[Some records]
--
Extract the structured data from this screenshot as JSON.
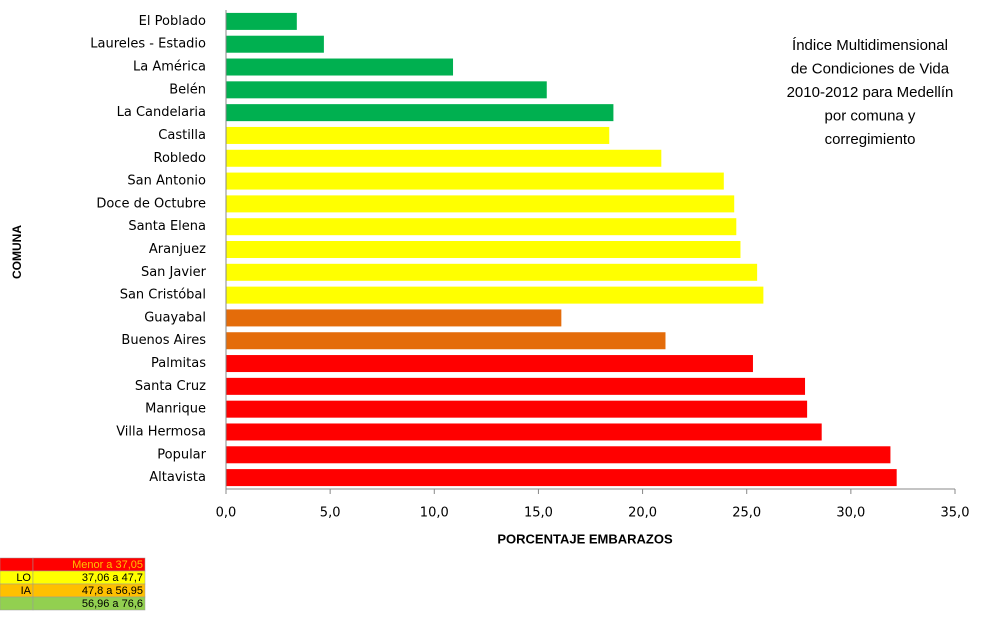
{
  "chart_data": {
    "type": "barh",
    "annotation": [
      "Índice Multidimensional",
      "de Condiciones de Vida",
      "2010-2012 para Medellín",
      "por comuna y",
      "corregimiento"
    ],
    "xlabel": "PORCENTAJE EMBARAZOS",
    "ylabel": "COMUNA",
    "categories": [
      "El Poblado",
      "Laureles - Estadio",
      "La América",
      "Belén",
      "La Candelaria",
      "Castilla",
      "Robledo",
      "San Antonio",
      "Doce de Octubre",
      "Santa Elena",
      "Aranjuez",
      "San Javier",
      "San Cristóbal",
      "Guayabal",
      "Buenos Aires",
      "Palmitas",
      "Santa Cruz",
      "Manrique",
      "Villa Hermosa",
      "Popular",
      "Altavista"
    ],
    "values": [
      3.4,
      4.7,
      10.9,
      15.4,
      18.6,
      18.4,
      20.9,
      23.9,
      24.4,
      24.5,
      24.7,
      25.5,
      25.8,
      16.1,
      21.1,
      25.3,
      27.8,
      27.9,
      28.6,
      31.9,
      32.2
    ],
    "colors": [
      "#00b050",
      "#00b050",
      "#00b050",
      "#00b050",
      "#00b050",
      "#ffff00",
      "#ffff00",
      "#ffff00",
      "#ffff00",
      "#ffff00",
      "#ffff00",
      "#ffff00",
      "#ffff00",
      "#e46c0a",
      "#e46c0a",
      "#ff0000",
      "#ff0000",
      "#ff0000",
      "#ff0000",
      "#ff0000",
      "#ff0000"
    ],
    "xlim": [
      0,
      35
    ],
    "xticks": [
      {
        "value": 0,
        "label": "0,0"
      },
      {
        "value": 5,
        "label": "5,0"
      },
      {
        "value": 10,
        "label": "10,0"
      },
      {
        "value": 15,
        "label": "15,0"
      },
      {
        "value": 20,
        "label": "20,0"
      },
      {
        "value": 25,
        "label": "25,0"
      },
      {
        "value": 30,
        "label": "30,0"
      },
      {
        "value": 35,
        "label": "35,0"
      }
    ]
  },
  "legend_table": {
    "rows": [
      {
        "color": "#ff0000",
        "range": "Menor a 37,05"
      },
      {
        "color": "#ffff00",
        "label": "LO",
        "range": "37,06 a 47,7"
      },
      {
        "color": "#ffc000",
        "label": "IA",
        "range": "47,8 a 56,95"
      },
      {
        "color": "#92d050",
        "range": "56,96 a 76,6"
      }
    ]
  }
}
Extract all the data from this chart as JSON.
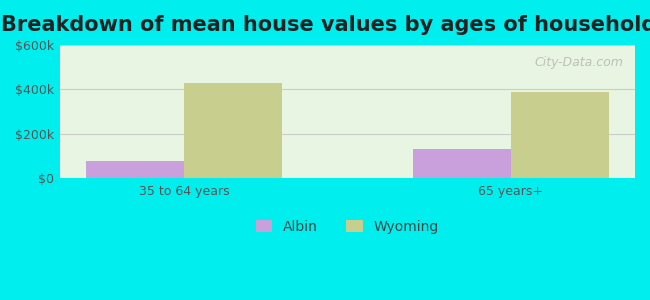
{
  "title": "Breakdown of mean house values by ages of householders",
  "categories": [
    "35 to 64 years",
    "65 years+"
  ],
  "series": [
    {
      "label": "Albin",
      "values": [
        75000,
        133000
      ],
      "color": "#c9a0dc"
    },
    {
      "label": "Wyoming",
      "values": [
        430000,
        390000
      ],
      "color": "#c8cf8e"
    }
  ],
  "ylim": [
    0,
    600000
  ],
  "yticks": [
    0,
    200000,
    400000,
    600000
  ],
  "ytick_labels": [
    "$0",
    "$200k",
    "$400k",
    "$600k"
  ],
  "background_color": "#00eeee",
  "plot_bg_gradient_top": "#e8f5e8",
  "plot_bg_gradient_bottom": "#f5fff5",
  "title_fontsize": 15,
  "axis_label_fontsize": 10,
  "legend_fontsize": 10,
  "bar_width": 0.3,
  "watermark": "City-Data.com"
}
--
> **Problem details**
Quote the preceding listing precisely and completely, omitting its images.

> **Completed exercise**
Extract the structured data from this screenshot as JSON.
{
  "chart_data": {
    "type": "barh",
    "annotation": [
      "Índice Multidimensional",
      "de Condiciones de Vida",
      "2010-2012 para Medellín",
      "por comuna y",
      "corregimiento"
    ],
    "xlabel": "PORCENTAJE EMBARAZOS",
    "ylabel": "COMUNA",
    "categories": [
      "El Poblado",
      "Laureles - Estadio",
      "La América",
      "Belén",
      "La Candelaria",
      "Castilla",
      "Robledo",
      "San Antonio",
      "Doce de Octubre",
      "Santa Elena",
      "Aranjuez",
      "San Javier",
      "San Cristóbal",
      "Guayabal",
      "Buenos Aires",
      "Palmitas",
      "Santa Cruz",
      "Manrique",
      "Villa Hermosa",
      "Popular",
      "Altavista"
    ],
    "values": [
      3.4,
      4.7,
      10.9,
      15.4,
      18.6,
      18.4,
      20.9,
      23.9,
      24.4,
      24.5,
      24.7,
      25.5,
      25.8,
      16.1,
      21.1,
      25.3,
      27.8,
      27.9,
      28.6,
      31.9,
      32.2
    ],
    "colors": [
      "#00b050",
      "#00b050",
      "#00b050",
      "#00b050",
      "#00b050",
      "#ffff00",
      "#ffff00",
      "#ffff00",
      "#ffff00",
      "#ffff00",
      "#ffff00",
      "#ffff00",
      "#ffff00",
      "#e46c0a",
      "#e46c0a",
      "#ff0000",
      "#ff0000",
      "#ff0000",
      "#ff0000",
      "#ff0000",
      "#ff0000"
    ],
    "xlim": [
      0,
      35
    ],
    "xticks": [
      {
        "value": 0,
        "label": "0,0"
      },
      {
        "value": 5,
        "label": "5,0"
      },
      {
        "value": 10,
        "label": "10,0"
      },
      {
        "value": 15,
        "label": "15,0"
      },
      {
        "value": 20,
        "label": "20,0"
      },
      {
        "value": 25,
        "label": "25,0"
      },
      {
        "value": 30,
        "label": "30,0"
      },
      {
        "value": 35,
        "label": "35,0"
      }
    ]
  },
  "legend_table": {
    "rows": [
      {
        "color": "#ff0000",
        "range": "Menor a 37,05"
      },
      {
        "color": "#ffff00",
        "label": "LO",
        "range": "37,06 a 47,7"
      },
      {
        "color": "#ffc000",
        "label": "IA",
        "range": "47,8 a 56,95"
      },
      {
        "color": "#92d050",
        "range": "56,96 a 76,6"
      }
    ]
  }
}
Extract all the data from this chart as JSON.
{
  "title": "Breakdown of mean house values by ages of householders",
  "categories": [
    "35 to 64 years",
    "65 years+"
  ],
  "series": [
    {
      "label": "Albin",
      "values": [
        75000,
        133000
      ],
      "color": "#c9a0dc"
    },
    {
      "label": "Wyoming",
      "values": [
        430000,
        390000
      ],
      "color": "#c8cf8e"
    }
  ],
  "ylim": [
    0,
    600000
  ],
  "yticks": [
    0,
    200000,
    400000,
    600000
  ],
  "ytick_labels": [
    "$0",
    "$200k",
    "$400k",
    "$600k"
  ],
  "background_color": "#00eeee",
  "plot_bg_gradient_top": "#e8f5e8",
  "plot_bg_gradient_bottom": "#f5fff5",
  "title_fontsize": 15,
  "axis_label_fontsize": 10,
  "legend_fontsize": 10,
  "bar_width": 0.3,
  "watermark": "City-Data.com"
}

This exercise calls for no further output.